— WHAT THE TASK REQUIRES —
Identify each line holding the string "百度ID" and copy it.

─── RAW RECORDS ───

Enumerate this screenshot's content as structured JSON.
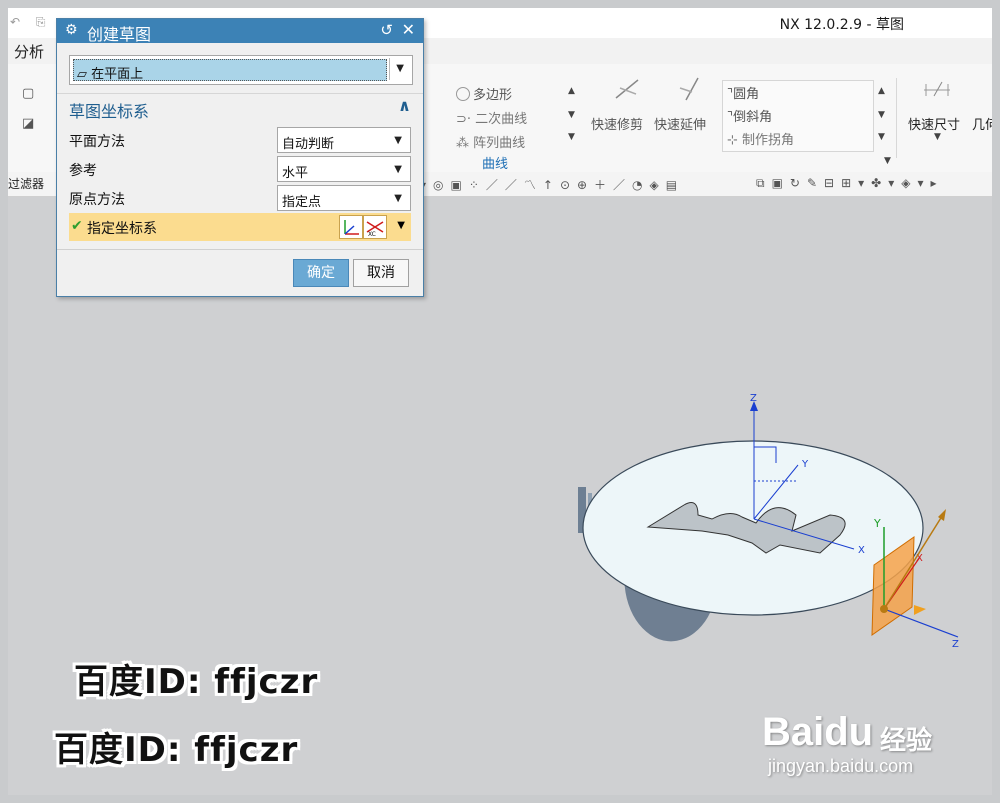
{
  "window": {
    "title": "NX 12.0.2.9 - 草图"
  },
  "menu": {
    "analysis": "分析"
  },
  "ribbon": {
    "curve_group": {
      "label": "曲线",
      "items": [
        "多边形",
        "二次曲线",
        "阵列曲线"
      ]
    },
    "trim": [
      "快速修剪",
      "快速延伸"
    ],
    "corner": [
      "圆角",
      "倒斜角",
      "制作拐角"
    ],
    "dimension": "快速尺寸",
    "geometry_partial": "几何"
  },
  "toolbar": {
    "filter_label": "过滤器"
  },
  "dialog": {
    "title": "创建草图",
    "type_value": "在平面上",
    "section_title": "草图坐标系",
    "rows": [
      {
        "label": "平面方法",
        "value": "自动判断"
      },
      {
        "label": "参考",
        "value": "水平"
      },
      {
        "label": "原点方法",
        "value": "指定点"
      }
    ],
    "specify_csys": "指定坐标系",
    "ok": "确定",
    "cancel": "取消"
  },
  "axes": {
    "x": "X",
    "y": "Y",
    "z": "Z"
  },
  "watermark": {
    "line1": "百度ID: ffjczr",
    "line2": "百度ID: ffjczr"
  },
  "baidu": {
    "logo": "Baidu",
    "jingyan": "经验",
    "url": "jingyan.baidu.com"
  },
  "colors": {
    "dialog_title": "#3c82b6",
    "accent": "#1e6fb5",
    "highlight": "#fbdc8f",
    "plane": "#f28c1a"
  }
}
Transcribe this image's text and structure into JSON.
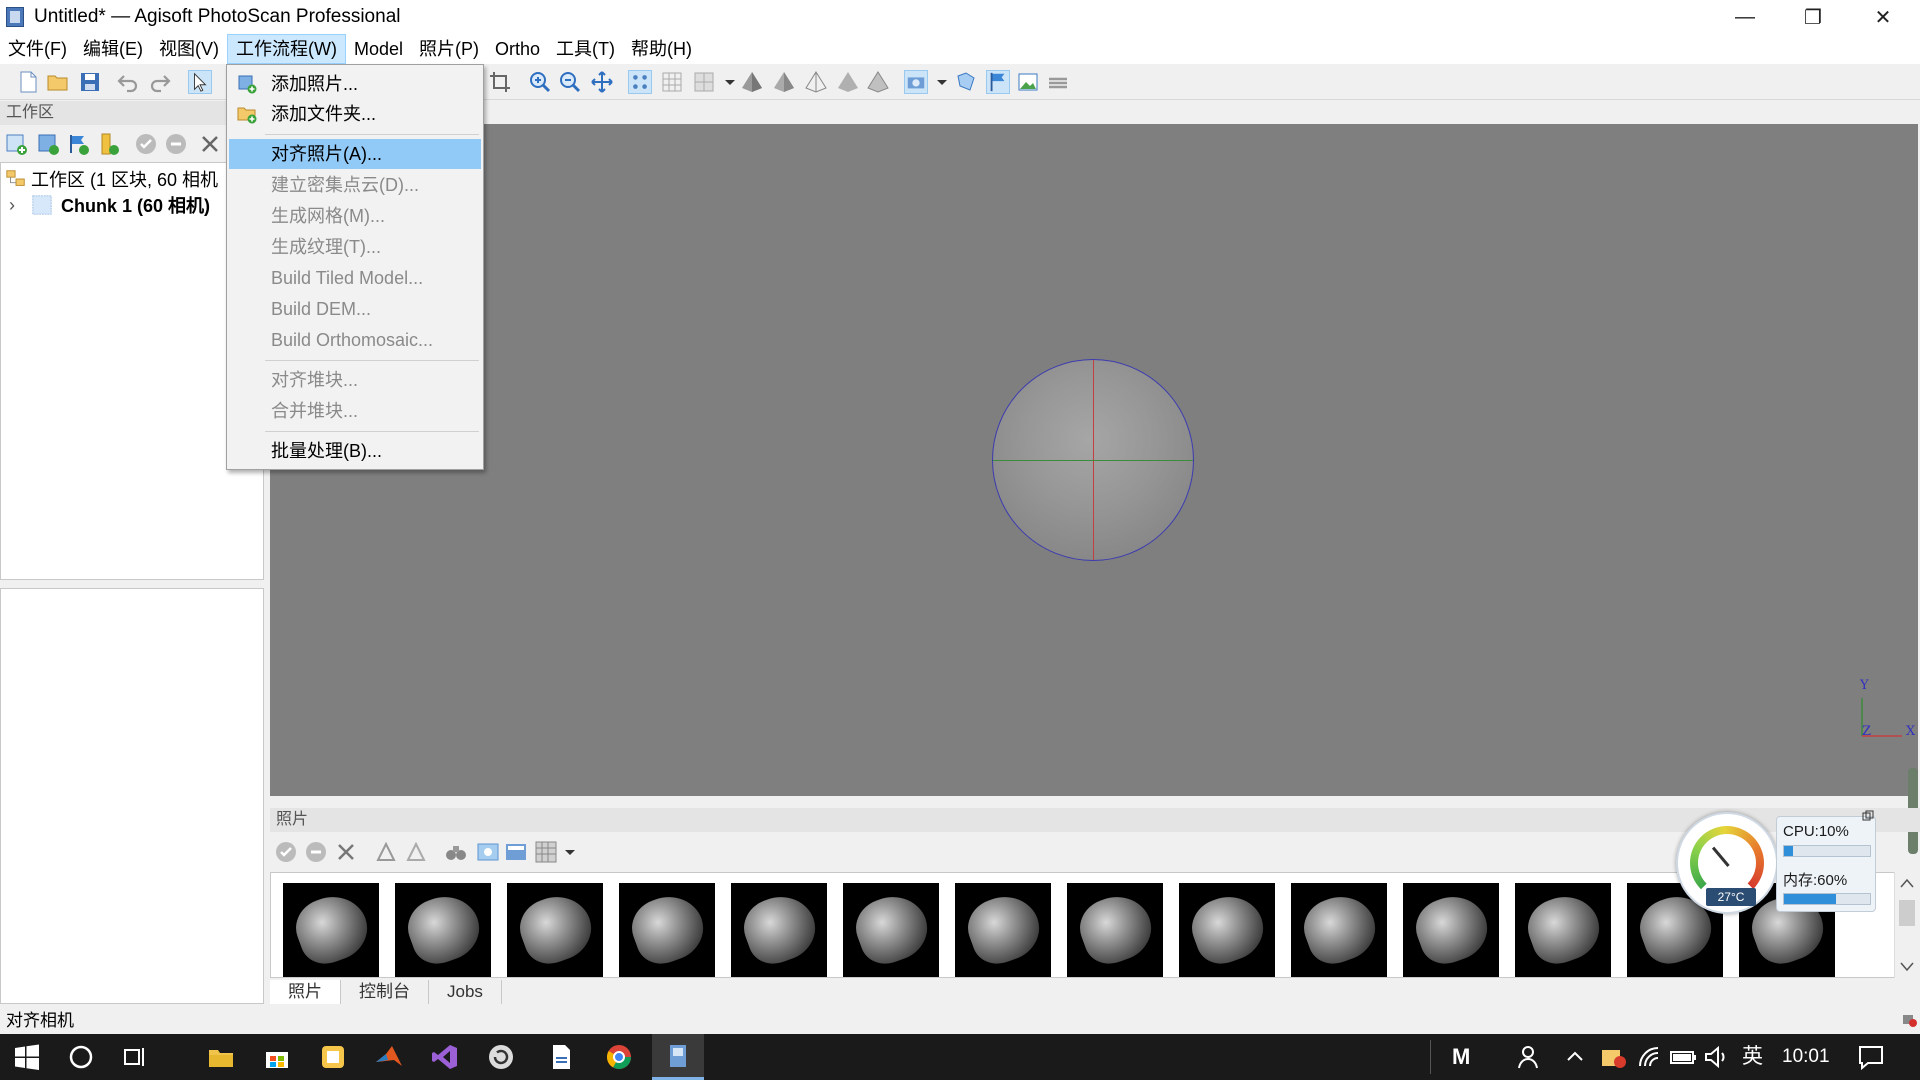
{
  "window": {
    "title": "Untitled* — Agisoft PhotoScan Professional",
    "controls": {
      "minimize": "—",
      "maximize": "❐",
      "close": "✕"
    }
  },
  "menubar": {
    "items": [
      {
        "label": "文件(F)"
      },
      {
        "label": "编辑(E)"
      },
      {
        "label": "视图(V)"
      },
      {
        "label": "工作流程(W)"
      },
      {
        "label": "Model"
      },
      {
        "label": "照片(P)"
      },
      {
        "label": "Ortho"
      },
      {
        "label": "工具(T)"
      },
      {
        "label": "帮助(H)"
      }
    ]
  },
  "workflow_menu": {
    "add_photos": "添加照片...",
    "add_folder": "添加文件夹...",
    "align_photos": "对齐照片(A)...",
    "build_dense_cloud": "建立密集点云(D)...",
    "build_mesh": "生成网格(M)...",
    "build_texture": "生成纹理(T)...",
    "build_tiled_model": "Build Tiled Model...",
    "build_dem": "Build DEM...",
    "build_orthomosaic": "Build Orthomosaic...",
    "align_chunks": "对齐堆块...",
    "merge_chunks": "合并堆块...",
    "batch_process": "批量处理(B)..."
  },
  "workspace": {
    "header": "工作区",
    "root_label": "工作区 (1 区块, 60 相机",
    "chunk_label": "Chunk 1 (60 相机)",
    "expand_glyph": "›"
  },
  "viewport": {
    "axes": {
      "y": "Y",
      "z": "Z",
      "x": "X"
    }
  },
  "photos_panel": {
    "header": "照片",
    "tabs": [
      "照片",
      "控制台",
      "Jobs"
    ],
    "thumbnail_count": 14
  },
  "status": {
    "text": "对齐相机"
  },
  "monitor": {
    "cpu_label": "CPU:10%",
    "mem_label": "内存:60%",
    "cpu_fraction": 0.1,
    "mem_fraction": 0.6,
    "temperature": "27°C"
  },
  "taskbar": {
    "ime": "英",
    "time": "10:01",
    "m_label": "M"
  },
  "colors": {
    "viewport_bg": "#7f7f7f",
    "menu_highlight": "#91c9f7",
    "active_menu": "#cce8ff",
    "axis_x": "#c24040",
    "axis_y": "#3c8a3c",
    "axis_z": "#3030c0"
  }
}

───
─── RAW RECORDS ───

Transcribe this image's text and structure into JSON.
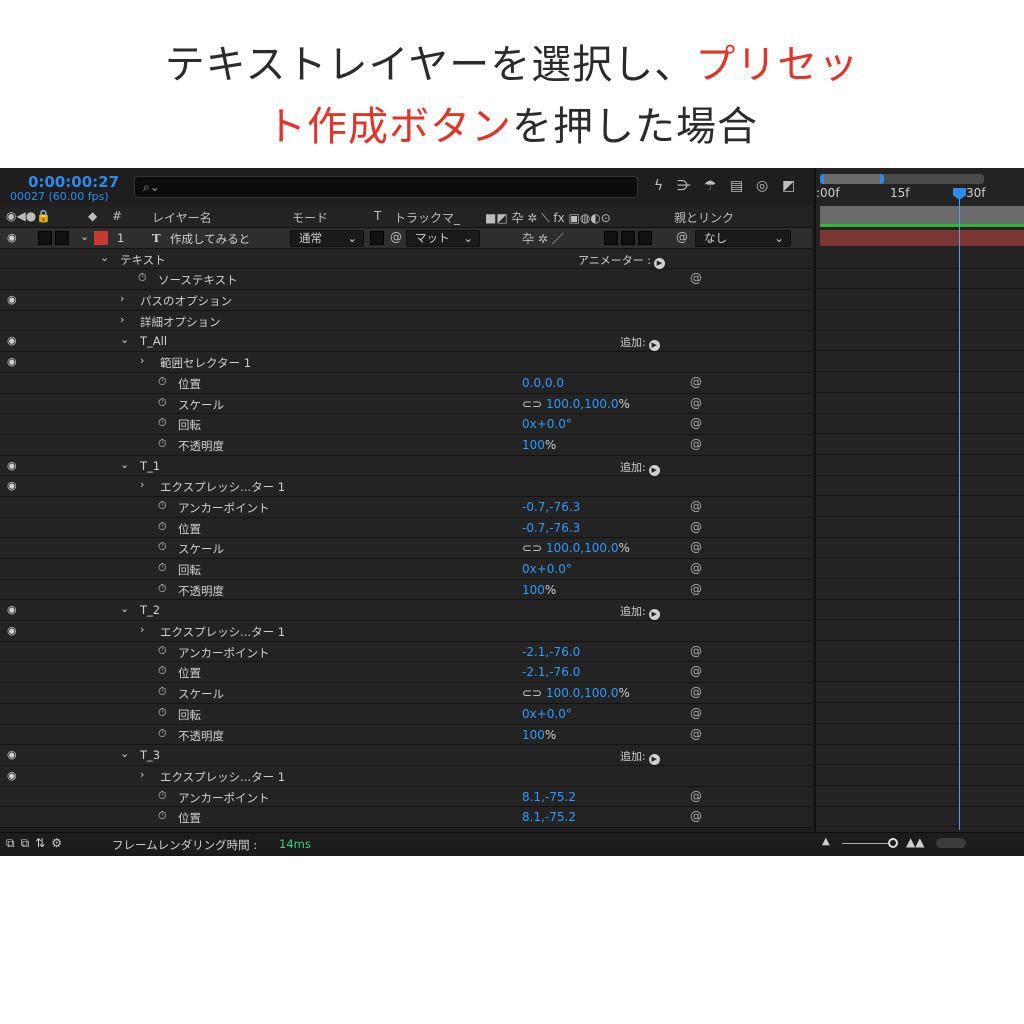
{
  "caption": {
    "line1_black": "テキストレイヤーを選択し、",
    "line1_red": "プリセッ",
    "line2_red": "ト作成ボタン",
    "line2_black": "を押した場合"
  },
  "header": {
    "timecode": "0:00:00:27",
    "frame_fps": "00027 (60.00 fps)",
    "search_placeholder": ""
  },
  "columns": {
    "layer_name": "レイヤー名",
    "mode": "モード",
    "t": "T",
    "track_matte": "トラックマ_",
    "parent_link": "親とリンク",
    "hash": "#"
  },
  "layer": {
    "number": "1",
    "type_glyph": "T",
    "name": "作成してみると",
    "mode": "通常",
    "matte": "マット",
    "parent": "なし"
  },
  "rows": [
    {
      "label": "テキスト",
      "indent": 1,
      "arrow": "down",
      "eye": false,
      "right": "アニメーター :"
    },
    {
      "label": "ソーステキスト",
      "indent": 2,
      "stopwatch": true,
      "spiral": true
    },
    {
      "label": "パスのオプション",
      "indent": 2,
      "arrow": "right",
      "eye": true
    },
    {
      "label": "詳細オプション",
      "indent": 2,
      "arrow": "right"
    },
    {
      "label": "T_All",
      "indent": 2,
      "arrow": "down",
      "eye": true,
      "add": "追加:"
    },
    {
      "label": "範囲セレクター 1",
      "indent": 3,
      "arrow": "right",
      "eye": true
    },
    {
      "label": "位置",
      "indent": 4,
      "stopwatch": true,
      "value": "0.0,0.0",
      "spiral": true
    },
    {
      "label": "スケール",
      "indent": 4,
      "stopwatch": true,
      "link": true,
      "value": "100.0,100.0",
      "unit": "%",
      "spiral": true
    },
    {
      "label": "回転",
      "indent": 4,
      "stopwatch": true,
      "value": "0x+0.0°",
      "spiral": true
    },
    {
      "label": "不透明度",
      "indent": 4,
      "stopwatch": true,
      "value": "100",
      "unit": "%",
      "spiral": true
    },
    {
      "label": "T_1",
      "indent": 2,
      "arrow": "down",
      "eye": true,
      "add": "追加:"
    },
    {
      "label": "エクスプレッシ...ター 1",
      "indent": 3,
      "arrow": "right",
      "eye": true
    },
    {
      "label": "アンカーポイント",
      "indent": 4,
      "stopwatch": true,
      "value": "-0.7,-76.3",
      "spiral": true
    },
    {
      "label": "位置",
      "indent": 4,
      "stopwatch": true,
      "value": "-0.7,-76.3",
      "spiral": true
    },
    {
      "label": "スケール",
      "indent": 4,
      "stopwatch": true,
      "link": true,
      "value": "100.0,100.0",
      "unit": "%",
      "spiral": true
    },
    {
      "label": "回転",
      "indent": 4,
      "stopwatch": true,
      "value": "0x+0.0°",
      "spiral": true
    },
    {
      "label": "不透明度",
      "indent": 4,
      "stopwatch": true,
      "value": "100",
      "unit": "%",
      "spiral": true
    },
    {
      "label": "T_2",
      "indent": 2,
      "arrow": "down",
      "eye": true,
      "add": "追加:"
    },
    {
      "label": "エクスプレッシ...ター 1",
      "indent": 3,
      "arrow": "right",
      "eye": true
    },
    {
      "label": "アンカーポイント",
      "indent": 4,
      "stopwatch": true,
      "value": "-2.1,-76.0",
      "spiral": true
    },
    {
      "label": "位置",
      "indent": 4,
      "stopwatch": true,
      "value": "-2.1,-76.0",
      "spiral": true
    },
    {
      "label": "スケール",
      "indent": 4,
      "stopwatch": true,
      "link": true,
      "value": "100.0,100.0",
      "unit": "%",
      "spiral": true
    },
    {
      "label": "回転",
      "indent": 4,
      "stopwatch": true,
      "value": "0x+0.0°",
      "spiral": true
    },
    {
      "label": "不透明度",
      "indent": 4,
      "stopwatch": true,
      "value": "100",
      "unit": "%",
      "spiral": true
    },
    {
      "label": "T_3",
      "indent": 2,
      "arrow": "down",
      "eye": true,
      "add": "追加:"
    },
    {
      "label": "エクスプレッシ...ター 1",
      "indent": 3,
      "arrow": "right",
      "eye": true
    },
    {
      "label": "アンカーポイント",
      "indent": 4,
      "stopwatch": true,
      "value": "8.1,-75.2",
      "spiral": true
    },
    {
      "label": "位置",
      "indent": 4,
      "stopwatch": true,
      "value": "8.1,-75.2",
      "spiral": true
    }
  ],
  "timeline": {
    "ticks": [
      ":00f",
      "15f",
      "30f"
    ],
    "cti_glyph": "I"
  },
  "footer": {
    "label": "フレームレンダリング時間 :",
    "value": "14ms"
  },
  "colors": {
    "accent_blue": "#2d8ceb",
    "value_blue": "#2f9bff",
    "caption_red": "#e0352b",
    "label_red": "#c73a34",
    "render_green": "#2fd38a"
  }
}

───
─── RAW RECORDS ───

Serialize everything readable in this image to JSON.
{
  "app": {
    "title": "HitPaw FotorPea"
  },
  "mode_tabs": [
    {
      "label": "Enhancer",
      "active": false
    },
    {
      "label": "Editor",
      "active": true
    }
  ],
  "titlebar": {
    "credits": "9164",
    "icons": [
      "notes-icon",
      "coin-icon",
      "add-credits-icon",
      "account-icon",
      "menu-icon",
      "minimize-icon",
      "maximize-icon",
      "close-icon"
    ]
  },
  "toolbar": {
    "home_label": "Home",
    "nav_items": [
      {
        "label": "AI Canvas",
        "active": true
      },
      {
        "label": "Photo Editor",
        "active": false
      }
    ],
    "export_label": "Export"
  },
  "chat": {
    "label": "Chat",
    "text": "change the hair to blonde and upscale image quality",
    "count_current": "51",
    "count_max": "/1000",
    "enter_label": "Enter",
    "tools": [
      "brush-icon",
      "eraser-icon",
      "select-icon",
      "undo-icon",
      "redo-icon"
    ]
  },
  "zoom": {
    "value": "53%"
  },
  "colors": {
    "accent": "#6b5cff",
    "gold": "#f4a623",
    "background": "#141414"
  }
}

───

— SOLUTION TO THE EXERCISE —
    "line1": "百度ID: ffjczr",
    "line2": "百度ID: ffjczr"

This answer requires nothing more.